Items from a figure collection

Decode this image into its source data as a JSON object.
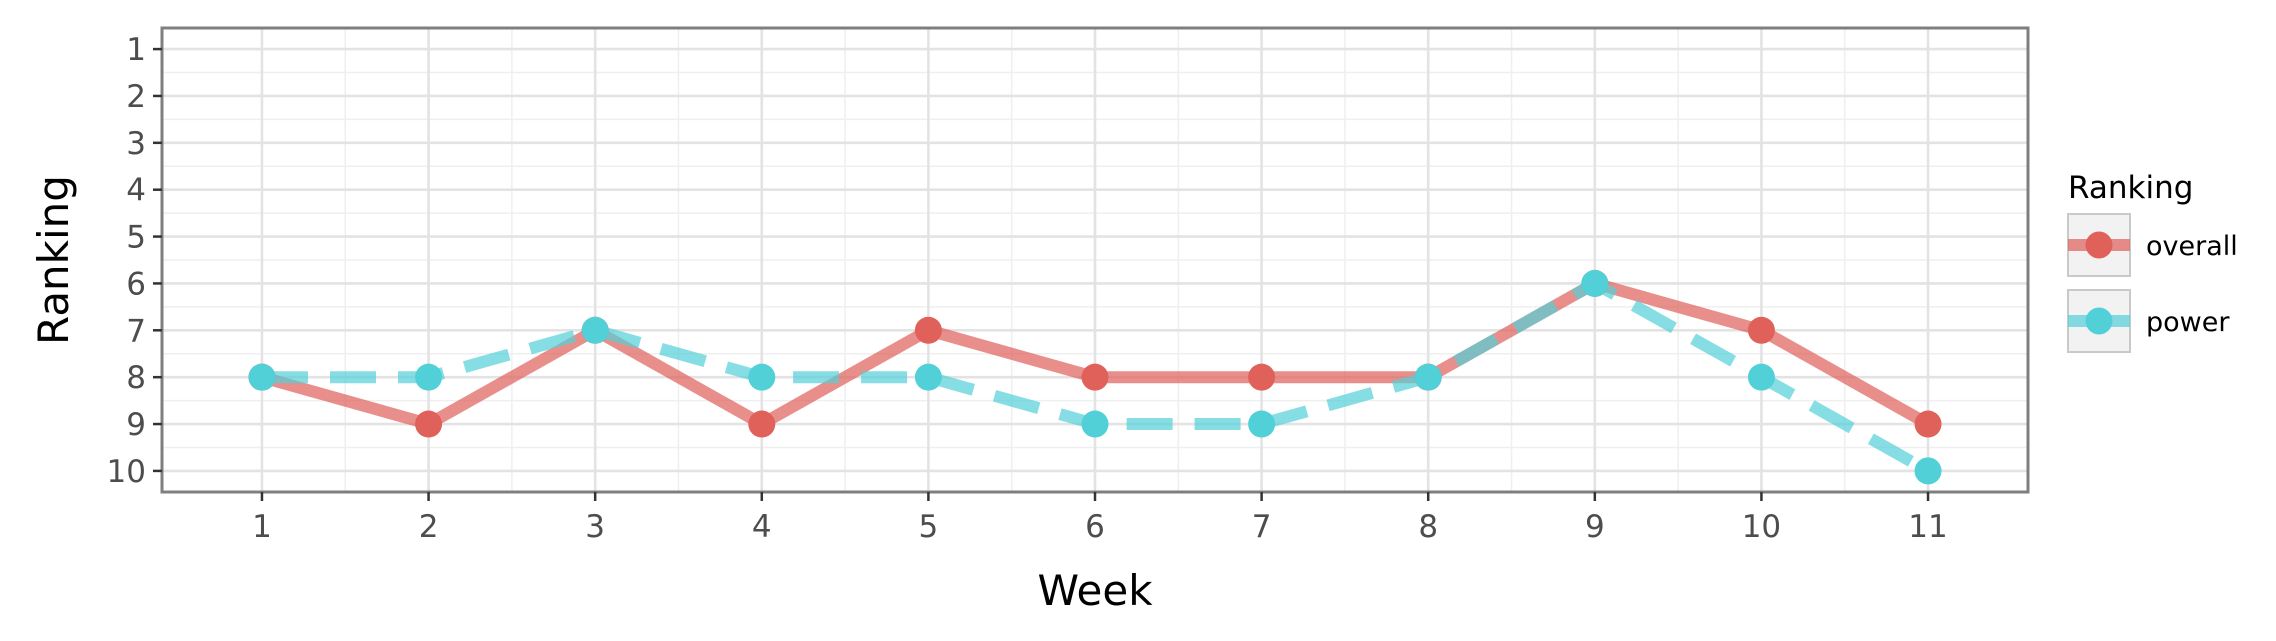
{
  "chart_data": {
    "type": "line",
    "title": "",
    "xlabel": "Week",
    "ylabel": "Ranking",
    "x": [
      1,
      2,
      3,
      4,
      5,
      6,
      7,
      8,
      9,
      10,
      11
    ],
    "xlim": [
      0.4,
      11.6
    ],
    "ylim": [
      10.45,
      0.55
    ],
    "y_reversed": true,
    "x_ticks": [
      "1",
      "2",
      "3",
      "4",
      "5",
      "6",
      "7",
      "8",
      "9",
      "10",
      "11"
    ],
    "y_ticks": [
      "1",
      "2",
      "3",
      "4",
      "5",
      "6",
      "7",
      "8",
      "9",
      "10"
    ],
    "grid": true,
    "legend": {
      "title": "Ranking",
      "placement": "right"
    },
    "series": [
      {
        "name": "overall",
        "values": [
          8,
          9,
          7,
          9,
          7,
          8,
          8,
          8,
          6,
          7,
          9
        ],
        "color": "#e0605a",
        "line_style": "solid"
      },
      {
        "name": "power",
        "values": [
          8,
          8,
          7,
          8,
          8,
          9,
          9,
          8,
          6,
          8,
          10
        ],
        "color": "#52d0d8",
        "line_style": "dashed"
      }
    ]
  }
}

Stated task: Print the listing above in full, exactly as written. Omit any pictures.

Output for this task:
Decode this image into its source data as a JSON object.
{
  "chart_data": {
    "type": "line",
    "title": "",
    "xlabel": "Week",
    "ylabel": "Ranking",
    "x": [
      1,
      2,
      3,
      4,
      5,
      6,
      7,
      8,
      9,
      10,
      11
    ],
    "xlim": [
      0.4,
      11.6
    ],
    "ylim": [
      10.45,
      0.55
    ],
    "y_reversed": true,
    "x_ticks": [
      "1",
      "2",
      "3",
      "4",
      "5",
      "6",
      "7",
      "8",
      "9",
      "10",
      "11"
    ],
    "y_ticks": [
      "1",
      "2",
      "3",
      "4",
      "5",
      "6",
      "7",
      "8",
      "9",
      "10"
    ],
    "grid": true,
    "legend": {
      "title": "Ranking",
      "placement": "right"
    },
    "series": [
      {
        "name": "overall",
        "values": [
          8,
          9,
          7,
          9,
          7,
          8,
          8,
          8,
          6,
          7,
          9
        ],
        "color": "#e0605a",
        "line_style": "solid"
      },
      {
        "name": "power",
        "values": [
          8,
          8,
          7,
          8,
          8,
          9,
          9,
          8,
          6,
          8,
          10
        ],
        "color": "#52d0d8",
        "line_style": "dashed"
      }
    ]
  }
}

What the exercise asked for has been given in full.